→ **Task directions**: Extract every line that includes the string "Junior".

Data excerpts

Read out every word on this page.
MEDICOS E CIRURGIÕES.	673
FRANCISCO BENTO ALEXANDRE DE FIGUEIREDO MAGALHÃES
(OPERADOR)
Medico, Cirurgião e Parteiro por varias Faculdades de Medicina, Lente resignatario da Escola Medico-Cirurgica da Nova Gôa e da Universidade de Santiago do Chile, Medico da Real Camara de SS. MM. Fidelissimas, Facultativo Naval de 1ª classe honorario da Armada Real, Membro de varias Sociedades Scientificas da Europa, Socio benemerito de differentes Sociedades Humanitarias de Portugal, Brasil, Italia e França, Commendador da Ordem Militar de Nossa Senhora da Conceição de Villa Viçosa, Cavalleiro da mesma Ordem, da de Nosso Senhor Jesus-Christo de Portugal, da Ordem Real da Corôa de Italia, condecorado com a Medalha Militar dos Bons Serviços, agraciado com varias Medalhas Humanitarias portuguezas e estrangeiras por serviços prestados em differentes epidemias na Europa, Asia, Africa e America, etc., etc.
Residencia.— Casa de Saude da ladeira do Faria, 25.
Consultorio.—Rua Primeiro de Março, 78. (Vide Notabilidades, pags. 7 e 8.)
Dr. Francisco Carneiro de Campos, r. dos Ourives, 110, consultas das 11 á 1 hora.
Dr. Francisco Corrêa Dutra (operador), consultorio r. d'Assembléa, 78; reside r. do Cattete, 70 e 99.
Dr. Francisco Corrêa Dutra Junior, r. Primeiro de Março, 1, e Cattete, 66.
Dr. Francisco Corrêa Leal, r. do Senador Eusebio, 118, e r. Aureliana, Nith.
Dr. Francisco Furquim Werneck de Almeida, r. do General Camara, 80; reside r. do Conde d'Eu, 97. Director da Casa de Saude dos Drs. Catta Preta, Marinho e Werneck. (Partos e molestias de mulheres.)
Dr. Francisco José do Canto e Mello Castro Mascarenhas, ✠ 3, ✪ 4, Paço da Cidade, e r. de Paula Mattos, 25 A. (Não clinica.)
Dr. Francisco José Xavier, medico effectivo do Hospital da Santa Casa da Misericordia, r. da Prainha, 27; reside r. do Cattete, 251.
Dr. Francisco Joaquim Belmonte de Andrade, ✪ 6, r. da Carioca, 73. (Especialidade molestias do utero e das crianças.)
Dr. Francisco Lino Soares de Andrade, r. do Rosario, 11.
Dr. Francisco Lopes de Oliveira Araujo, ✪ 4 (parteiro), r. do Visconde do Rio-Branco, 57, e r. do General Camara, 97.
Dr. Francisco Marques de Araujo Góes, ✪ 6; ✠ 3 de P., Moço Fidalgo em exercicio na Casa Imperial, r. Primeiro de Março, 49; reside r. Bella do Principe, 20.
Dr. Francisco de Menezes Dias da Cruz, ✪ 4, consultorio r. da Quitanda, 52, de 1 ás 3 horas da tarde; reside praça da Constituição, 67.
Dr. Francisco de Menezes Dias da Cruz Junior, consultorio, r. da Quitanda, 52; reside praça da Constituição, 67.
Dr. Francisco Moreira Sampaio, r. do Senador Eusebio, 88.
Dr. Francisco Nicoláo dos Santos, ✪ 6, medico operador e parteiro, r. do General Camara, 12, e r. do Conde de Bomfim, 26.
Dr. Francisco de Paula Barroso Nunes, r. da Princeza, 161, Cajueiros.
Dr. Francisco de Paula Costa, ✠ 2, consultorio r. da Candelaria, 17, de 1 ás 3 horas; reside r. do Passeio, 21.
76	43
---
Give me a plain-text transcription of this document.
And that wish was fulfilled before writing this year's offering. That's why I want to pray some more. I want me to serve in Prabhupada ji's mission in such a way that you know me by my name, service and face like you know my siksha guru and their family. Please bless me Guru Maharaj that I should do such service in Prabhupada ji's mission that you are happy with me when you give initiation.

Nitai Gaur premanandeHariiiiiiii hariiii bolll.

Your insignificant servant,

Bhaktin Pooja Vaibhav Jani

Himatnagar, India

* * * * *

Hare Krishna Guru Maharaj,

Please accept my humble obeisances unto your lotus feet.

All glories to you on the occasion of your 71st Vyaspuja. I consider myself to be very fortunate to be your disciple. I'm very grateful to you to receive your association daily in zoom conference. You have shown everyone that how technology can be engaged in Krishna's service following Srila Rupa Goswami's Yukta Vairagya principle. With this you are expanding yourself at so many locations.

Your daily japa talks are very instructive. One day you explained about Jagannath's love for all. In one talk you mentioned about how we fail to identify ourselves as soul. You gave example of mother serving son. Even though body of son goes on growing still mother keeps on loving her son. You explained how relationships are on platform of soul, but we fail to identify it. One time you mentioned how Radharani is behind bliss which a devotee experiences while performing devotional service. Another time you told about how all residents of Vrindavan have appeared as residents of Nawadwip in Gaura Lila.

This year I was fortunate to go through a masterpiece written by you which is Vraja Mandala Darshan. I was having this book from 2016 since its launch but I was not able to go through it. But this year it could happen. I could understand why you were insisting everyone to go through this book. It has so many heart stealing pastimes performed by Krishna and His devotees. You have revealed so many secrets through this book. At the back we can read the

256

→ **Response below**:
Dr. Francisco Corrêa Dutra Junior, r. Primeiro de Março, 1, e Cattete, 66.
Dr. Francisco de Menezes Dias da Cruz Junior, consultorio, r. da Quitanda, 52; reside praça da Constituição, 67.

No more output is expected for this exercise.